Written request: All lines below must be repeated exactly, with the pictures omitted.

Record extracts:
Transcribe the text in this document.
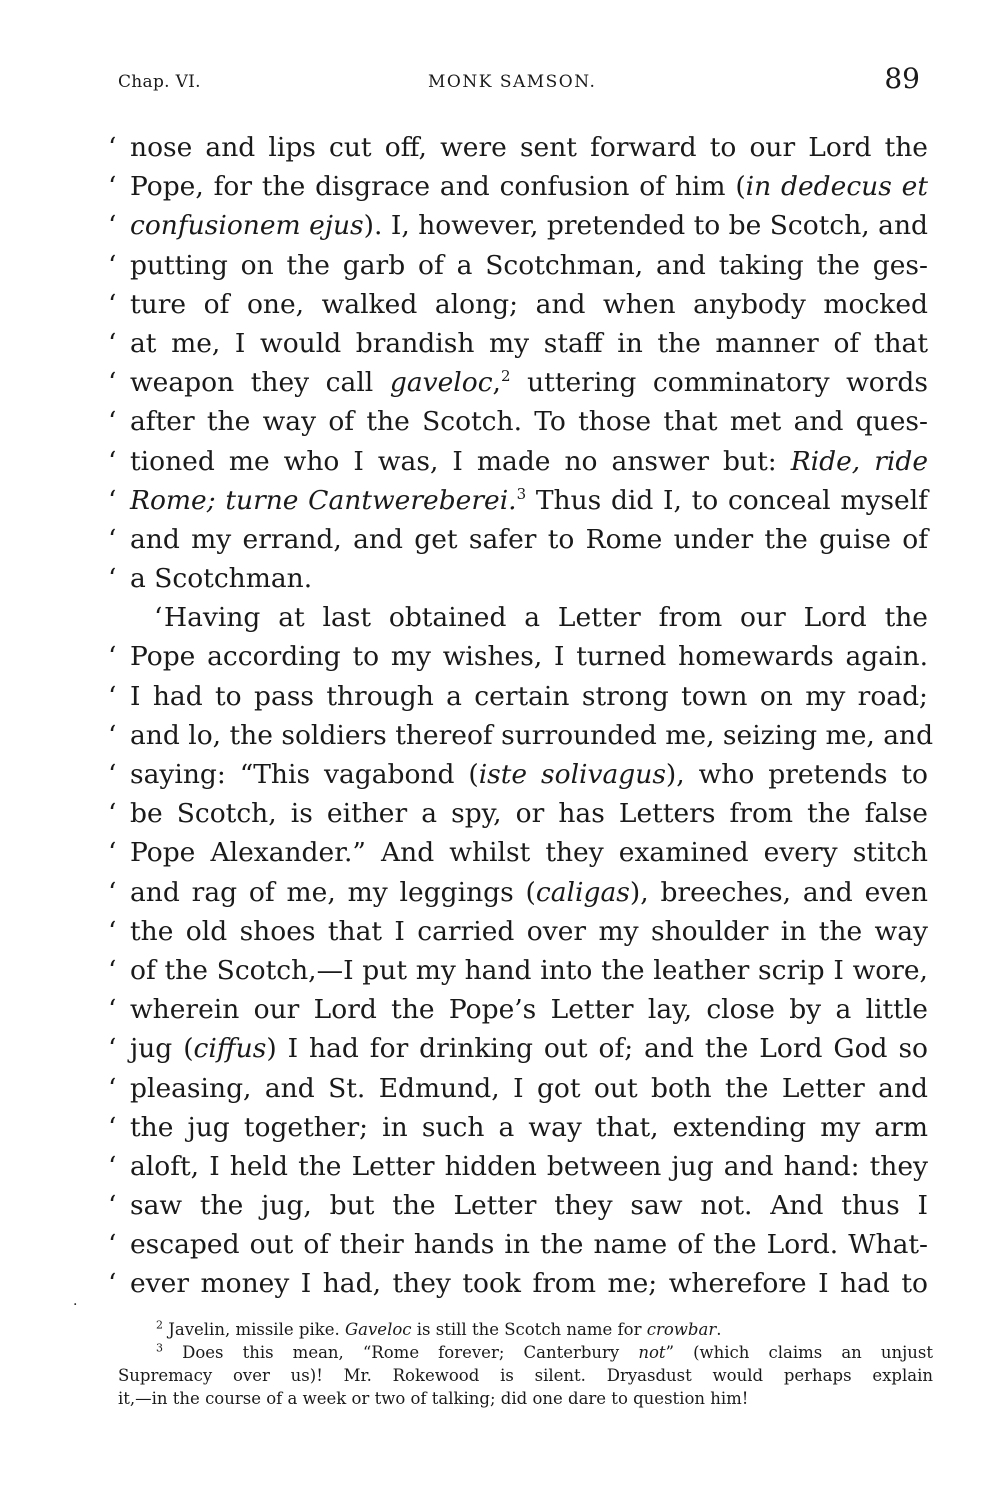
Chap. VI.	MONK SAMSON.	89
‘ nose and lips cut off, were sent forward to our Lord the
‘ Pope, for the disgrace and confusion of him (in dedecus et
‘ confusionem ejus). I, however, pretended to be Scotch, and
‘ putting on the garb of a Scotchman, and taking the ges-
‘ ture of one, walked along; and when anybody mocked
‘ at me, I would brandish my staff in the manner of that
‘ weapon they call gaveloc,$^2$ uttering comminatory words
‘ after the way of the Scotch. To those that met and ques-
‘ tioned me who I was, I made no answer but: Ride, ride
‘ Rome; turne Cantwereberei.$^3$ Thus did I, to conceal myself
‘ and my errand, and get safer to Rome under the guise of
‘ a Scotchman.
‘Having at last obtained a Letter from our Lord the
‘ Pope according to my wishes, I turned homewards again.
‘ I had to pass through a certain strong town on my road;
‘ and lo, the soldiers thereof surrounded me, seizing me, and
‘ saying: “This vagabond (iste solivagus), who pretends to
‘ be Scotch, is either a spy, or has Letters from the false
‘ Pope Alexander.” And whilst they examined every stitch
‘ and rag of me, my leggings (caligas), breeches, and even
‘ the old shoes that I carried over my shoulder in the way
‘ of the Scotch,—I put my hand into the leather scrip I wore,
‘ wherein our Lord the Pope’s Letter lay, close by a little
‘ jug (ciffus) I had for drinking out of; and the Lord God so
‘ pleasing, and St. Edmund, I got out both the Letter and
‘ the jug together; in such a way that, extending my arm
‘ aloft, I held the Letter hidden between jug and hand: they
‘ saw the jug, but the Letter they saw not. And thus I
‘ escaped out of their hands in the name of the Lord. What-
‘ ever money I had, they took from me; wherefore I had to
·
$^2$ Javelin, missile pike. Gaveloc is still the Scotch name for crowbar.
$^3$ Does this mean, “Rome forever; Canterbury not” (which claims an unjust
Supremacy over us)! Mr. Rokewood is silent. Dryasdust would perhaps explain
it,—in the course of a week or two of talking; did one dare to question him!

Solution:
Transcribe the text in this document.
Chap. VI.	MONK SAMSON.	89
‘ nose and lips cut off, were sent forward to our Lord the
‘ Pope, for the disgrace and confusion of him (in dedecus et
‘ confusionem ejus). I, however, pretended to be Scotch, and
‘ putting on the garb of a Scotchman, and taking the ges-
‘ ture of one, walked along; and when anybody mocked
‘ at me, I would brandish my staff in the manner of that
‘ weapon they call gaveloc,$^2$ uttering comminatory words
‘ after the way of the Scotch. To those that met and ques-
‘ tioned me who I was, I made no answer but: Ride, ride
‘ Rome; turne Cantwereberei.$^3$ Thus did I, to conceal myself
‘ and my errand, and get safer to Rome under the guise of
‘ a Scotchman.
‘Having at last obtained a Letter from our Lord the
‘ Pope according to my wishes, I turned homewards again.
‘ I had to pass through a certain strong town on my road;
‘ and lo, the soldiers thereof surrounded me, seizing me, and
‘ saying: “This vagabond (iste solivagus), who pretends to
‘ be Scotch, is either a spy, or has Letters from the false
‘ Pope Alexander.” And whilst they examined every stitch
‘ and rag of me, my leggings (caligas), breeches, and even
‘ the old shoes that I carried over my shoulder in the way
‘ of the Scotch,—I put my hand into the leather scrip I wore,
‘ wherein our Lord the Pope’s Letter lay, close by a little
‘ jug (ciffus) I had for drinking out of; and the Lord God so
‘ pleasing, and St. Edmund, I got out both the Letter and
‘ the jug together; in such a way that, extending my arm
‘ aloft, I held the Letter hidden between jug and hand: they
‘ saw the jug, but the Letter they saw not. And thus I
‘ escaped out of their hands in the name of the Lord. What-
‘ ever money I had, they took from me; wherefore I had to
·
$^2$ Javelin, missile pike. Gaveloc is still the Scotch name for crowbar.
$^3$ Does this mean, “Rome forever; Canterbury not” (which claims an unjust
Supremacy over us)! Mr. Rokewood is silent. Dryasdust would perhaps explain
it,—in the course of a week or two of talking; did one dare to question him!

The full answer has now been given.